WHAT TO DO:
Print the entries verbatim, leaving out the images they contain.

— begin MATERIAL FOR THE TASK —

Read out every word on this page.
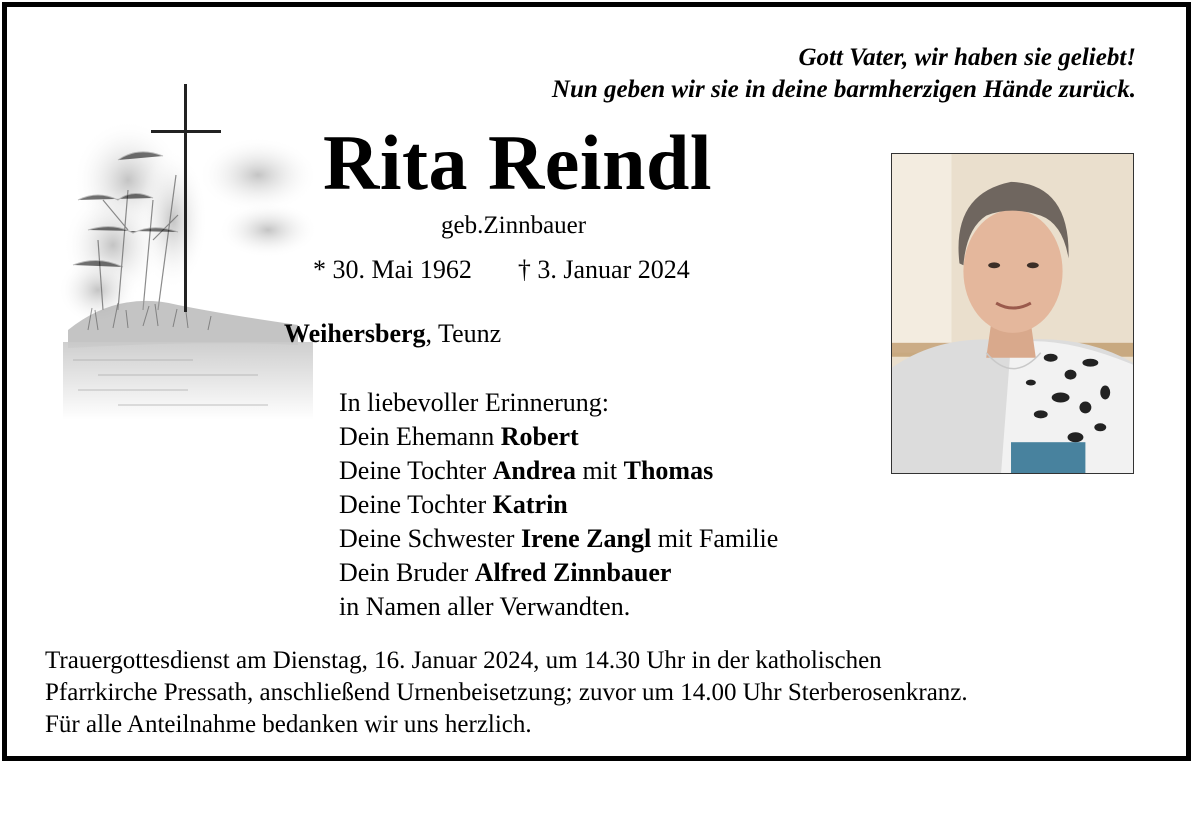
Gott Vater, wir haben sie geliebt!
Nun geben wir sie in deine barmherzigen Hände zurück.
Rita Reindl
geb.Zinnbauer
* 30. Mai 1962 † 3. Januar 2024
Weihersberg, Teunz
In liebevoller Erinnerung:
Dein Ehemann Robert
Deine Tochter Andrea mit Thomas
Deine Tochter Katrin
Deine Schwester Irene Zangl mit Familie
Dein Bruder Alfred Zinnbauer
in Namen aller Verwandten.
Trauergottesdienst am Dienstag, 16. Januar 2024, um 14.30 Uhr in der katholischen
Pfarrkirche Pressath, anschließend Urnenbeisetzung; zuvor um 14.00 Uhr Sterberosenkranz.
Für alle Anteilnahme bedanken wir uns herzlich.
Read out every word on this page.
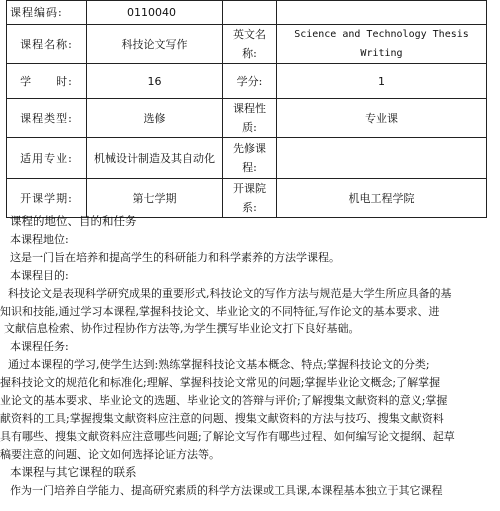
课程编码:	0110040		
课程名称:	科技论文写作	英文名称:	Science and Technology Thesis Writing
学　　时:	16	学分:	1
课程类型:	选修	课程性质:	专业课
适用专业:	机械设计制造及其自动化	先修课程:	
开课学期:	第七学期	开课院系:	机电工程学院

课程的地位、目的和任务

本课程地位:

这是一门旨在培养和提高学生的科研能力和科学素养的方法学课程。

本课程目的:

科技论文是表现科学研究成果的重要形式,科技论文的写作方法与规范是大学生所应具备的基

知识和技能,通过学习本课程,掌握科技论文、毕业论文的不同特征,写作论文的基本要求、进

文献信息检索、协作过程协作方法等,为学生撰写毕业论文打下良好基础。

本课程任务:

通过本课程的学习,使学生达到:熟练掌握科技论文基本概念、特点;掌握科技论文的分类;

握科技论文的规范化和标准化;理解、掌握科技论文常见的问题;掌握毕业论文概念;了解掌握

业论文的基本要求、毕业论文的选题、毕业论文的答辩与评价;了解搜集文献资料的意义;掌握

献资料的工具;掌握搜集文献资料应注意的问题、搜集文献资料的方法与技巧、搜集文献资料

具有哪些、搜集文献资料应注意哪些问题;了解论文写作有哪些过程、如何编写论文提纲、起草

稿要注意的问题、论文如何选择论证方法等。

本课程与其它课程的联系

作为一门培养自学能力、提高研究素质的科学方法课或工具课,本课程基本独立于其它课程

— end MATERIAL FOR THE TASK —

FULL OUTPUT:
Read out every word on this page.
Gott Vater, wir haben sie geliebt!
Nun geben wir sie in deine barmherzigen Hände zurück.
Rita Reindl
geb.Zinnbauer
* 30. Mai 1962 † 3. Januar 2024
Weihersberg, Teunz
In liebevoller Erinnerung:
Dein Ehemann Robert
Deine Tochter Andrea mit Thomas
Deine Tochter Katrin
Deine Schwester Irene Zangl mit Familie
Dein Bruder Alfred Zinnbauer
in Namen aller Verwandten.
Trauergottesdienst am Dienstag, 16. Januar 2024, um 14.30 Uhr in der katholischen
Pfarrkirche Pressath, anschließend Urnenbeisetzung; zuvor um 14.00 Uhr Sterberosenkranz.
Für alle Anteilnahme bedanken wir uns herzlich.
Read out every word on this page.
课程编码:	0110040		
课程名称:	科技论文写作	英文名称:	Science and Technology Thesis Writing
学　　时:	16	学分:	1
课程类型:	选修	课程性质:	专业课
适用专业:	机械设计制造及其自动化	先修课程:	
开课学期:	第七学期	开课院系:	机电工程学院

课程的地位、目的和任务

本课程地位:

这是一门旨在培养和提高学生的科研能力和科学素养的方法学课程。

本课程目的:

科技论文是表现科学研究成果的重要形式,科技论文的写作方法与规范是大学生所应具备的基

知识和技能,通过学习本课程,掌握科技论文、毕业论文的不同特征,写作论文的基本要求、进

文献信息检索、协作过程协作方法等,为学生撰写毕业论文打下良好基础。

本课程任务:

通过本课程的学习,使学生达到:熟练掌握科技论文基本概念、特点;掌握科技论文的分类;

握科技论文的规范化和标准化;理解、掌握科技论文常见的问题;掌握毕业论文概念;了解掌握

业论文的基本要求、毕业论文的选题、毕业论文的答辩与评价;了解搜集文献资料的意义;掌握

献资料的工具;掌握搜集文献资料应注意的问题、搜集文献资料的方法与技巧、搜集文献资料

具有哪些、搜集文献资料应注意哪些问题;了解论文写作有哪些过程、如何编写论文提纲、起草

稿要注意的问题、论文如何选择论证方法等。

本课程与其它课程的联系

作为一门培养自学能力、提高研究素质的科学方法课或工具课,本课程基本独立于其它课程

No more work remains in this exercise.